### EXERCISE
Reproduce the listing below word for word, with no pictures.

### DATA LINES
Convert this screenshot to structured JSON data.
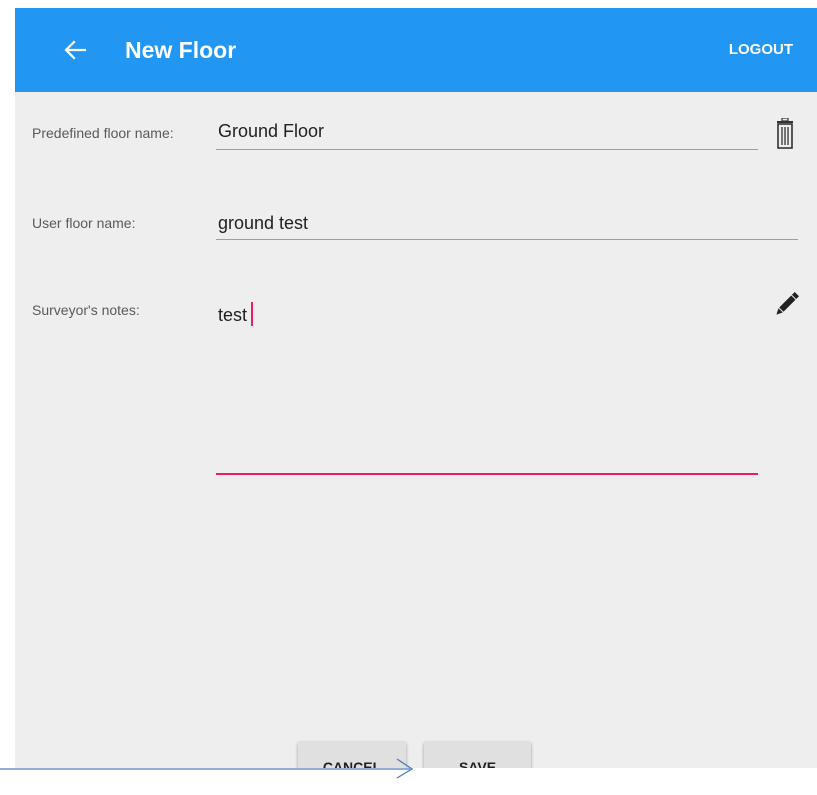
{
  "appbar": {
    "back_icon": "arrow-back-icon",
    "title": "New Floor",
    "logout_label": "LOGOUT",
    "background_color": "#2196f3"
  },
  "form": {
    "predefined_floor_name": {
      "label": "Predefined floor name:",
      "value": "Ground Floor",
      "action_icon": "trash-icon"
    },
    "user_floor_name": {
      "label": "User floor name:",
      "value": "ground test"
    },
    "surveyors_notes": {
      "label": "Surveyor's notes:",
      "value": "test",
      "action_icon": "pencil-icon",
      "focused": true,
      "focus_color": "#e91e63"
    }
  },
  "actions": {
    "cancel_label": "CANCEL",
    "save_label": "SAVE"
  },
  "annotation": {
    "arrow_color": "#4a7cc4",
    "points_to": "save-button"
  }
}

### THE OUTPUT
Convert this screenshot to structured JSON data.
{
  "appbar": {
    "back_icon": "arrow-back-icon",
    "title": "New Floor",
    "logout_label": "LOGOUT",
    "background_color": "#2196f3"
  },
  "form": {
    "predefined_floor_name": {
      "label": "Predefined floor name:",
      "value": "Ground Floor",
      "action_icon": "trash-icon"
    },
    "user_floor_name": {
      "label": "User floor name:",
      "value": "ground test"
    },
    "surveyors_notes": {
      "label": "Surveyor's notes:",
      "value": "test",
      "action_icon": "pencil-icon",
      "focused": true,
      "focus_color": "#e91e63"
    }
  },
  "actions": {
    "cancel_label": "CANCEL",
    "save_label": "SAVE"
  },
  "annotation": {
    "arrow_color": "#4a7cc4",
    "points_to": "save-button"
  }
}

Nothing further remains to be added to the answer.